[Seitenauszug]

Eine kleine unabhängige Umfrage der indianischen Frauenvereinigung "Women of all Red Nations" brachte zutage, daß im untersuchten Monat 38% aller schwangeren Frauen spontane Aborte hatten und 50-60% der Neugeborenen angeborenen Krankheiten der Atemwege, Leber oder Niere hatten. Wer also von Atomkraft in Deutschland redet, darf von den Folgen des Uranabbaus nicht schweigen!

Nennen wir´s Umweltkolonialismus

Deutschland besaß nur für einen vergleichsweise kurzen Zeitraum Kolonien. Dennoch haben sich Wirtschaftsbeziehungen nach "ehemals Deutsch-Süd-West", dem westafrikanischen Staat Namibia gut gehalten. So stammte seit Beginn des Atomprogramms ein nicht unerheblicher Teil des in deutschen AKW verbrauchten Urans aus der Roeßing Mine. Heute sind durch internationale Konzernbeteiligungen und den freien Handel von Uran die kolonialen Wurzeln der Uranförderung weitaus schwerer zu erkennen, als dies in den letzten Jahrzehnten der Fall war. Doch das Beispiel Niger zeugt noch heute von der kolonialen - sprich rassistischen - Prägung der gesamten Urangewinnung.

Die Ökonomie des Niger, eines der ärmsten Länder der Welt, hing in den 80er Jahren zu rund 90% vom Uranabbau ab. Niger, eine ehemalige französische Kolonie, wäre ohne französische TechnikerInnen nicht in der Lage, diese Rohstoffgewinnung zu betreiben. Ein Großteil der eingenommenen Devisen muß jedoch für die Tilgung der für den Aufbau des Uranabbaus aufgenommenen Kredite aufgewandt werden Doch nicht nur dies, fast die gesamte Fördermenge wurde und wird zu Festpreisen vom "ehemaligen" Kolonisten Frankreich abgenommen. Da es im Niger keinerlei Verwendung für das abgebaute Uran gibt, kann hier mit Fug und Recht von Neokolonialismus gesprochen werden, einem System, das dazu führte, daß eine ganze Gesellschaft, eine ganze Ökonomie in die Diensten einer europäischen Macht genommen wird.

[/Seitenauszug]
[Bereitgestellte Daten]

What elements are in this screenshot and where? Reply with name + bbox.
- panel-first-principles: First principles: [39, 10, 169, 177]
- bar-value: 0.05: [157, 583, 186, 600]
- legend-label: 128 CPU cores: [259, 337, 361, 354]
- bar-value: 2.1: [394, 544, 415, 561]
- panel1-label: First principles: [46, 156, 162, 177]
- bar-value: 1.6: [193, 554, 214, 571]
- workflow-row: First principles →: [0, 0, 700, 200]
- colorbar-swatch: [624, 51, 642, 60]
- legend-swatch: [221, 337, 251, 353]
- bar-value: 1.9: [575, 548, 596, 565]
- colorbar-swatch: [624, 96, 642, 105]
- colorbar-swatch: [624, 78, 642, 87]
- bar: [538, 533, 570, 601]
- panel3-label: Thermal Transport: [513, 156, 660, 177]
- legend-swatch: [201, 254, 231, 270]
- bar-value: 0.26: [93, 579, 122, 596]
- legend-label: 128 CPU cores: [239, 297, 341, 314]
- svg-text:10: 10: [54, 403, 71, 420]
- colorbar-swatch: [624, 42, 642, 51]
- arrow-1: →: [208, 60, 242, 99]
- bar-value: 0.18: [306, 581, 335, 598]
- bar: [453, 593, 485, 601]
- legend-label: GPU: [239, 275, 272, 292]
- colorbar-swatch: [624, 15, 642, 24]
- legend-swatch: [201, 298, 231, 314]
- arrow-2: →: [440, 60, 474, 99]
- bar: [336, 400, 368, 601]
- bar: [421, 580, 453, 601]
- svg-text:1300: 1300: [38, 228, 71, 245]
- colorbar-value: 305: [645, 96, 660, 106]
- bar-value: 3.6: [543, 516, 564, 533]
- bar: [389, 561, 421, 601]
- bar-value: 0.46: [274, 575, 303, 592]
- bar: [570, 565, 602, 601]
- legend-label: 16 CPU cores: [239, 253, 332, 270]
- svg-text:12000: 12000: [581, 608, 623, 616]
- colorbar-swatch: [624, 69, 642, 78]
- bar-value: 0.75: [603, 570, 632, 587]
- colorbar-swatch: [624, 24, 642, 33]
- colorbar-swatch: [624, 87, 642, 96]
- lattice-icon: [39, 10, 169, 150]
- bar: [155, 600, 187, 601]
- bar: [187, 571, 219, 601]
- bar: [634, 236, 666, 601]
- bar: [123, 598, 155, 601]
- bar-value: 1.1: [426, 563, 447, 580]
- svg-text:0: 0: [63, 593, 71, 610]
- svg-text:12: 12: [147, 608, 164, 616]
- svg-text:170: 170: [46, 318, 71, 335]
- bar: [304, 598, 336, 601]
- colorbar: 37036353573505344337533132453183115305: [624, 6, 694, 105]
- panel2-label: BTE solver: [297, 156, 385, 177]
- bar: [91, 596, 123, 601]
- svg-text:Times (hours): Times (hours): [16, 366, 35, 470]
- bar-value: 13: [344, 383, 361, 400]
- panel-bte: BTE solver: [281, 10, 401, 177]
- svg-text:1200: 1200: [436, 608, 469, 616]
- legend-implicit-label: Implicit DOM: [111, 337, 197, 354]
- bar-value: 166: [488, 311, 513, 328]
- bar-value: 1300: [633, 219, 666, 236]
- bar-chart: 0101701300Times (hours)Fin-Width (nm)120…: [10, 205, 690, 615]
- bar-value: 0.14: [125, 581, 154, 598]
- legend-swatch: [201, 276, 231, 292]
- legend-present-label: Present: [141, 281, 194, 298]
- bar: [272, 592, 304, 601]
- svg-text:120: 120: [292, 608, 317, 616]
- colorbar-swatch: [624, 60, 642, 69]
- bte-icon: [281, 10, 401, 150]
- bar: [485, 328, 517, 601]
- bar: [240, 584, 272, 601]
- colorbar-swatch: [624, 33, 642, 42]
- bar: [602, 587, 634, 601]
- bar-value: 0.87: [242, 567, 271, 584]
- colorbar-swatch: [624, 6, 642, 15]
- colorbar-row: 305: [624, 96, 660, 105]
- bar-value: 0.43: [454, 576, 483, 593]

[/Bereitgestellte Daten]

**Fragen und Aufgaben**
A: Zitieren Sie aus dem Seitenauszug die Passage, die mit „Eine kleine unabhängige“ beginnt und mit „Uranabbaus nicht schweigen!“ endet.
B: Beantworten Sie anhand des Seitenauszugs:
(i) Wie viel Prozent aller schwangeren Frauen hatten laut der Umfrage im untersuchten Monat spontane Aborte?
(ii) Aus welcher Mine stammte seit Beginn des Atomprogramms ein nicht unerheblicher Teil des in deutschen AKW verbrauchten Urans?
(iii) Zu welchem Anteil hing die Ökonomie des Niger in den 80er Jahren vom Uranabbau ab?

**Antworten in Reihenfolge**
A:
Eine kleine unabhängige Umfrage der indianischen Frauenvereinigung "Women of all Red Nations" brachte zutage, daß im untersuchten Monat 38% aller schwangeren Frauen spontane Aborte hatten und 50-60% der Neugeborenen angeborenen Krankheiten der Atemwege, Leber oder Niere hatten. Wer also von Atomkraft in Deutschland redet, darf von den Folgen des Uranabbaus nicht schweigen!

B:
(i) 38%
(ii) Aus der Roeßing Mine
(iii) Zu rund 90%